### GOAL OF THE EXERCISE
In the entries, find all lines that hold the word "إدارة" and copy them.
-- begin --
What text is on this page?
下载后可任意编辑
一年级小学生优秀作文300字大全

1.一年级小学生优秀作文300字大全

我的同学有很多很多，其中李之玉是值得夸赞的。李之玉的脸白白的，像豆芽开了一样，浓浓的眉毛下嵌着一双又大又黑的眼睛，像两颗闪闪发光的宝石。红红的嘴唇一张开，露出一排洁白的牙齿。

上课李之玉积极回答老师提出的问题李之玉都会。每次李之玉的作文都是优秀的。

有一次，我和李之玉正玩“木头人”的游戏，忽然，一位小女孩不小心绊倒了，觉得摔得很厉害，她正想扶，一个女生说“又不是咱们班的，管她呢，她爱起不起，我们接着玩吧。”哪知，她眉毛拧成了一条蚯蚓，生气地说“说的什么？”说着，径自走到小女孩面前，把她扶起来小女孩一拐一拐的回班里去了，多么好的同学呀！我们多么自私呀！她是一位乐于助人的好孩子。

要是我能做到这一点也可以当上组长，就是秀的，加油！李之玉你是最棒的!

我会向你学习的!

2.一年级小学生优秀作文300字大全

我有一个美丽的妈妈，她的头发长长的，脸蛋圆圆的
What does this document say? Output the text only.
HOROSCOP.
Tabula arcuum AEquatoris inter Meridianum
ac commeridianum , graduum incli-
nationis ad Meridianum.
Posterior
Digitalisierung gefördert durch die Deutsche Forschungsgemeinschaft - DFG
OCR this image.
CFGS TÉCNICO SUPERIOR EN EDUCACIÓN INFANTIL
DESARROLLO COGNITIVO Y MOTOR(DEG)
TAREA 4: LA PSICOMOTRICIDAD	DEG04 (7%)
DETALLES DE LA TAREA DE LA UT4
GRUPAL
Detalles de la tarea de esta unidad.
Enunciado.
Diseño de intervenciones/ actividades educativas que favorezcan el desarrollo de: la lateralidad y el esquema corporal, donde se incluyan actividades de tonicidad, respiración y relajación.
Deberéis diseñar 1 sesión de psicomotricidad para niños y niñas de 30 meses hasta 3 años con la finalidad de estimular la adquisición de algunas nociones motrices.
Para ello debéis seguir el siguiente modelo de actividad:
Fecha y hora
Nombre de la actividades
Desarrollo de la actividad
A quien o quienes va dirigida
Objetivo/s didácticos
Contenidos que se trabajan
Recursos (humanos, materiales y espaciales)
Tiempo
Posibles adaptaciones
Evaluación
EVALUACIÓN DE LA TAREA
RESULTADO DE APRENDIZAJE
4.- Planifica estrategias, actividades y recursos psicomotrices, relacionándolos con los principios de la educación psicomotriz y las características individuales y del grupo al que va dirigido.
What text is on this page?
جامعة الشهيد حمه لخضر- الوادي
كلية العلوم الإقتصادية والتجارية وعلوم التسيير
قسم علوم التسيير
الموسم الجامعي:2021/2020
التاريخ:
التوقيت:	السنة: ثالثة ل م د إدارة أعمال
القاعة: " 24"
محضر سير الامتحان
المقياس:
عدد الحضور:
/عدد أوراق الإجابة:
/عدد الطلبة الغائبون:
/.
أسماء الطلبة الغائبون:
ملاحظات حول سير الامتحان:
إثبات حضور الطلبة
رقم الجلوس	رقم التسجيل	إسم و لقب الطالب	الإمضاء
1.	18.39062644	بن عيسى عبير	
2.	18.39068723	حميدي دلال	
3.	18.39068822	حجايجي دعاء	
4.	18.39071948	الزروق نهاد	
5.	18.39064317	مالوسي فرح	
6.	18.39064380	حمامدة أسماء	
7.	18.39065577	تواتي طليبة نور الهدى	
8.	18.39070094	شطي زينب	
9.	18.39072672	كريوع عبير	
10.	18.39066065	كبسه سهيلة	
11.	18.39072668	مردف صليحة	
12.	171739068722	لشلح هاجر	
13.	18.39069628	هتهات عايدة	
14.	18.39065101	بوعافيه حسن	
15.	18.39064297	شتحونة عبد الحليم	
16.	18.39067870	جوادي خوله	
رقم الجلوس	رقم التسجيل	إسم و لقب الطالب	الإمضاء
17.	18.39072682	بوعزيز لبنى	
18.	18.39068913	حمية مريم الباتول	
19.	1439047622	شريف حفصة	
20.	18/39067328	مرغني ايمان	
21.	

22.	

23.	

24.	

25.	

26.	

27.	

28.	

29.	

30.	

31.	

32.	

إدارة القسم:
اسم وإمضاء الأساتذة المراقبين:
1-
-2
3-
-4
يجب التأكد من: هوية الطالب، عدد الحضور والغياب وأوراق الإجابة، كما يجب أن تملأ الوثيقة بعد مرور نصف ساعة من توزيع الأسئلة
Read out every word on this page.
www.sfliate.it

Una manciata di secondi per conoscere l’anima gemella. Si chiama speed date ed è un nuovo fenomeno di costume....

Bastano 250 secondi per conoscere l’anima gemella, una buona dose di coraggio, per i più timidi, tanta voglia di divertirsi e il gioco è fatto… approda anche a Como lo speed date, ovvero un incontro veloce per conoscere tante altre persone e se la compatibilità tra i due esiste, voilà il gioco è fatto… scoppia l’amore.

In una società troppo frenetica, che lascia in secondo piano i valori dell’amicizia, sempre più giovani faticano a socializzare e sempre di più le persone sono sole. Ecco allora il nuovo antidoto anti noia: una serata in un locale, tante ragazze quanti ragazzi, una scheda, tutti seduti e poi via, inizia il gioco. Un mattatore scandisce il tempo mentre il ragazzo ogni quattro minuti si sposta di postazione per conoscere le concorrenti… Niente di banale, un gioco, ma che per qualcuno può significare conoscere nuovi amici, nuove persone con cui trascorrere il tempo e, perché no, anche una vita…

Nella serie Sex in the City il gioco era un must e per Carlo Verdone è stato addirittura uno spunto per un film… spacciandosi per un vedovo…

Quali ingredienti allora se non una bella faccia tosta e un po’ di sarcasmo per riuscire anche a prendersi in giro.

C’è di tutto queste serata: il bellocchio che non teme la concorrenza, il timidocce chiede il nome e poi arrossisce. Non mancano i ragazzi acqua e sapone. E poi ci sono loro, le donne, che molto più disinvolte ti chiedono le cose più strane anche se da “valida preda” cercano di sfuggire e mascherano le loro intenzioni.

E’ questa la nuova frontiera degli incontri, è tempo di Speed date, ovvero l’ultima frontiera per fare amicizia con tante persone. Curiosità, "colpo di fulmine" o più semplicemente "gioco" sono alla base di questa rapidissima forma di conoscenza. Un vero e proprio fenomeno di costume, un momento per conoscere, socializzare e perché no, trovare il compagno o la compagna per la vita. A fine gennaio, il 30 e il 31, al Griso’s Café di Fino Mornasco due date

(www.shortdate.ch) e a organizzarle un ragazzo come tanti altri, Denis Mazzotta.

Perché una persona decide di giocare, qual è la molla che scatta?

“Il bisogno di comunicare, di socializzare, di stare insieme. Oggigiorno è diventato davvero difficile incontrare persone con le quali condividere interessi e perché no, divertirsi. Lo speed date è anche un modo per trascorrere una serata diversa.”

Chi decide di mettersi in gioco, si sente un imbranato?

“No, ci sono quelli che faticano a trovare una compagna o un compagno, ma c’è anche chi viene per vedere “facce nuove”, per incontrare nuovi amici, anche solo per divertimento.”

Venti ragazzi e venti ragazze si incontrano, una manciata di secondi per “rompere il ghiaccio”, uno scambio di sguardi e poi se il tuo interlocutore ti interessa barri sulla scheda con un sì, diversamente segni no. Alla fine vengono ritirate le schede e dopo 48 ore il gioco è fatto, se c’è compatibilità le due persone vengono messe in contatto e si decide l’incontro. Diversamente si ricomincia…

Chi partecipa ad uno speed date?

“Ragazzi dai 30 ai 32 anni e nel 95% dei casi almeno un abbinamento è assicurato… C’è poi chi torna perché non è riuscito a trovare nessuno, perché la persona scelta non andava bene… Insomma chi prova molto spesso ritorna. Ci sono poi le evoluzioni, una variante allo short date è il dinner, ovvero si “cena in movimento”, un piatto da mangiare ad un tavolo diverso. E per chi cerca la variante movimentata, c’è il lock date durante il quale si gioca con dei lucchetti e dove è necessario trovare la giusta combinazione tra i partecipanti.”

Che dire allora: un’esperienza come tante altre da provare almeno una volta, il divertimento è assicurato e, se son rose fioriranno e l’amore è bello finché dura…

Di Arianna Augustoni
-- end --
### FINISHED ANSWER
التوقيت:	السنة: ثالثة ل م د إدارة أعمال
إدارة القسم:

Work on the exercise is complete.